* [What you are asked to do]: Gather each line of the entries below that includes "title".

───── Dataset extract

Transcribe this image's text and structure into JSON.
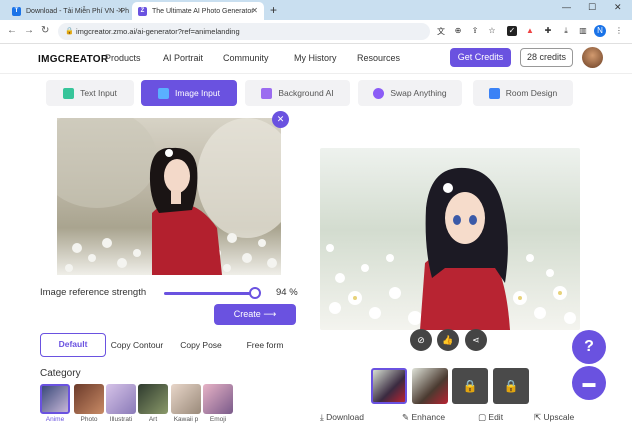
{
  "browser": {
    "tabs": [
      {
        "title": "Download - Tải Miễn Phí VN - Ph",
        "favicon": "T",
        "favicon_color": "#1a73e8"
      },
      {
        "title": "The Ultimate AI Photo Generator",
        "favicon": "Z",
        "favicon_color": "#6a52e0"
      }
    ],
    "url": "imgcreator.zmo.ai/ai-generator?ref=animelanding",
    "profile_initial": "N"
  },
  "app": {
    "logo": "IMGCREATOR",
    "nav": [
      "Products",
      "AI Portrait",
      "Community",
      "My History",
      "Resources"
    ],
    "get_credits": "Get Credits",
    "credits": "28 credits"
  },
  "modes": [
    {
      "label": "Text Input",
      "icon_color": "#37c59a"
    },
    {
      "label": "Image Input",
      "icon_color": "#5ab0ff"
    },
    {
      "label": "Background AI",
      "icon_color": "#9b6cf0"
    },
    {
      "label": "Swap Anything",
      "icon_color": "#8b5cf6"
    },
    {
      "label": "Room Design",
      "icon_color": "#3b82f6"
    }
  ],
  "controls": {
    "strength_label": "Image reference strength",
    "strength_value": 94,
    "strength_text": "94 %",
    "create_label": "Create"
  },
  "style_tabs": [
    "Default",
    "Copy Contour",
    "Copy Pose",
    "Free form"
  ],
  "category": {
    "title": "Category",
    "items": [
      "Anime",
      "Photo",
      "Illustrati",
      "Art",
      "Kawaii p",
      "Emoji"
    ]
  },
  "result_actions": [
    "Download",
    "Enhance",
    "Edit",
    "Upscale"
  ],
  "colors": {
    "accent": "#6a52e0"
  }
}
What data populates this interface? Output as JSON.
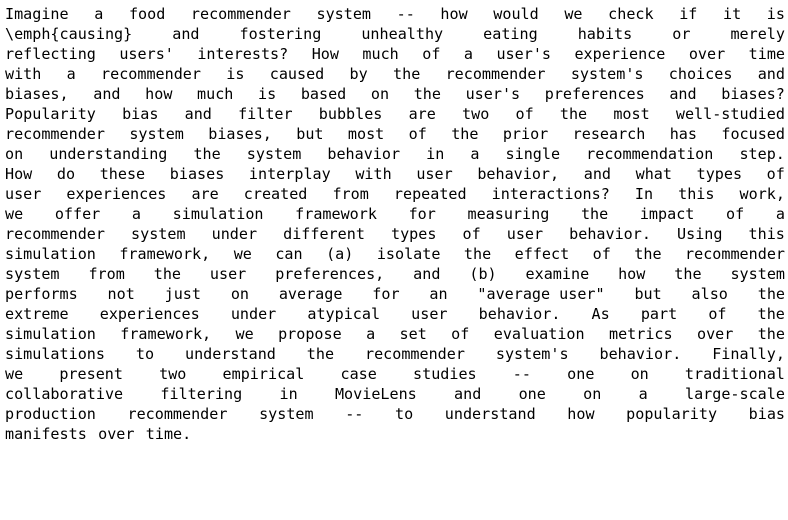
{
  "document": {
    "type": "abstract-text-block",
    "background_color": "#ffffff",
    "text_color": "#000000",
    "full_text": "Imagine a food recommender system -- how would we check if it is \\emph{causing} and fostering unhealthy eating habits or merely reflecting users' interests? How much of a user's experience over time with a recommender is caused by the recommender system's choices and biases, and how much is based on the user's preferences and biases? Popularity bias and filter bubbles are two of the most well-studied recommender system biases, but most of the prior research has focused on understanding the system behavior in a single recommendation step. How do these biases interplay with user behavior, and what types of user experiences are created from repeated interactions? In this work, we offer a simulation framework for measuring the impact of a recommender system under different types of user behavior. Using this simulation framework, we can (a) isolate the effect of the recommender system from the user preferences, and (b) examine how the system performs not just on average for an \"average user\" but also the extreme experiences under atypical user behavior. As part of the simulation framework, we propose a set of evaluation metrics over the simulations to understand the recommender system's behavior. Finally, we present two empirical case studies -- one on traditional collaborative filtering in MovieLens and one on a large-scale production recommender system -- to understand how popularity bias manifests over time.",
    "lines": [
      {
        "index": 1,
        "justified": true,
        "words": [
          "Imagine",
          "a",
          "food",
          "recommender",
          "system",
          "--",
          "how",
          "would",
          "we",
          "check",
          "if",
          "it",
          "is"
        ]
      },
      {
        "index": 2,
        "justified": true,
        "words": [
          "\\emph{causing}",
          "and",
          "fostering",
          "unhealthy",
          "eating",
          "habits",
          "or",
          "merely"
        ]
      },
      {
        "index": 3,
        "justified": true,
        "words": [
          "reflecting",
          "users'",
          "interests?",
          "How",
          "much",
          "of",
          "a",
          "user's",
          "experience",
          "over",
          "time"
        ]
      },
      {
        "index": 4,
        "justified": true,
        "words": [
          "with",
          "a",
          "recommender",
          "is",
          "caused",
          "by",
          "the",
          "recommender",
          "system's",
          "choices",
          "and"
        ]
      },
      {
        "index": 5,
        "justified": true,
        "words": [
          "biases,",
          "and",
          "how",
          "much",
          "is",
          "based",
          "on",
          "the",
          "user's",
          "preferences",
          "and",
          "biases?"
        ]
      },
      {
        "index": 6,
        "justified": true,
        "words": [
          "Popularity",
          "bias",
          "and",
          "filter",
          "bubbles",
          "are",
          "two",
          "of",
          "the",
          "most",
          "well-studied"
        ]
      },
      {
        "index": 7,
        "justified": true,
        "words": [
          "recommender",
          "system",
          "biases,",
          "but",
          "most",
          "of",
          "the",
          "prior",
          "research",
          "has",
          "focused"
        ]
      },
      {
        "index": 8,
        "justified": true,
        "words": [
          "on",
          "understanding",
          "the",
          "system",
          "behavior",
          "in",
          "a",
          "single",
          "recommendation",
          "step."
        ]
      },
      {
        "index": 9,
        "justified": true,
        "words": [
          "How",
          "do",
          "these",
          "biases",
          "interplay",
          "with",
          "user",
          "behavior,",
          "and",
          "what",
          "types",
          "of"
        ]
      },
      {
        "index": 10,
        "justified": true,
        "words": [
          "user",
          "experiences",
          "are",
          "created",
          "from",
          "repeated",
          "interactions?",
          "In",
          "this",
          "work,"
        ]
      },
      {
        "index": 11,
        "justified": true,
        "words": [
          "we",
          "offer",
          "a",
          "simulation",
          "framework",
          "for",
          "measuring",
          "the",
          "impact",
          "of",
          "a"
        ]
      },
      {
        "index": 12,
        "justified": true,
        "words": [
          "recommender",
          "system",
          "under",
          "different",
          "types",
          "of",
          "user",
          "behavior.",
          "Using",
          "this"
        ]
      },
      {
        "index": 13,
        "justified": true,
        "words": [
          "simulation",
          "framework,",
          "we",
          "can",
          "(a)",
          "isolate",
          "the",
          "effect",
          "of",
          "the",
          "recommender"
        ]
      },
      {
        "index": 14,
        "justified": true,
        "words": [
          "system",
          "from",
          "the",
          "user",
          "preferences,",
          "and",
          "(b)",
          "examine",
          "how",
          "the",
          "system"
        ]
      },
      {
        "index": 15,
        "justified": true,
        "words": [
          "performs",
          "not",
          "just",
          "on",
          "average",
          "for",
          "an",
          "\"average user\"",
          "but",
          "also",
          "the"
        ]
      },
      {
        "index": 16,
        "justified": true,
        "words": [
          "extreme",
          "experiences",
          "under",
          "atypical",
          "user",
          "behavior.",
          "As",
          "part",
          "of",
          "the"
        ]
      },
      {
        "index": 17,
        "justified": true,
        "words": [
          "simulation",
          "framework,",
          "we",
          "propose",
          "a",
          "set",
          "of",
          "evaluation",
          "metrics",
          "over",
          "the"
        ]
      },
      {
        "index": 18,
        "justified": true,
        "words": [
          "simulations",
          "to",
          "understand",
          "the",
          "recommender",
          "system's",
          "behavior.",
          "Finally,"
        ]
      },
      {
        "index": 19,
        "justified": true,
        "words": [
          "we",
          "present",
          "two",
          "empirical",
          "case",
          "studies",
          "--",
          "one",
          "on",
          "traditional"
        ]
      },
      {
        "index": 20,
        "justified": true,
        "words": [
          "collaborative",
          "filtering",
          "in",
          "MovieLens",
          "and",
          "one",
          "on",
          "a",
          "large-scale"
        ]
      },
      {
        "index": 21,
        "justified": true,
        "words": [
          "production",
          "recommender",
          "system",
          "--",
          "to",
          "understand",
          "how",
          "popularity",
          "bias"
        ]
      },
      {
        "index": 22,
        "justified": false,
        "words": [
          "manifests",
          "over",
          "time."
        ]
      }
    ]
  }
}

──────────

* [Exercise response]:
        "title": "Download - Tải Miễn Phí VN - Ph",
        "title": "The Ultimate AI Photo Generator",
    "title": "Category",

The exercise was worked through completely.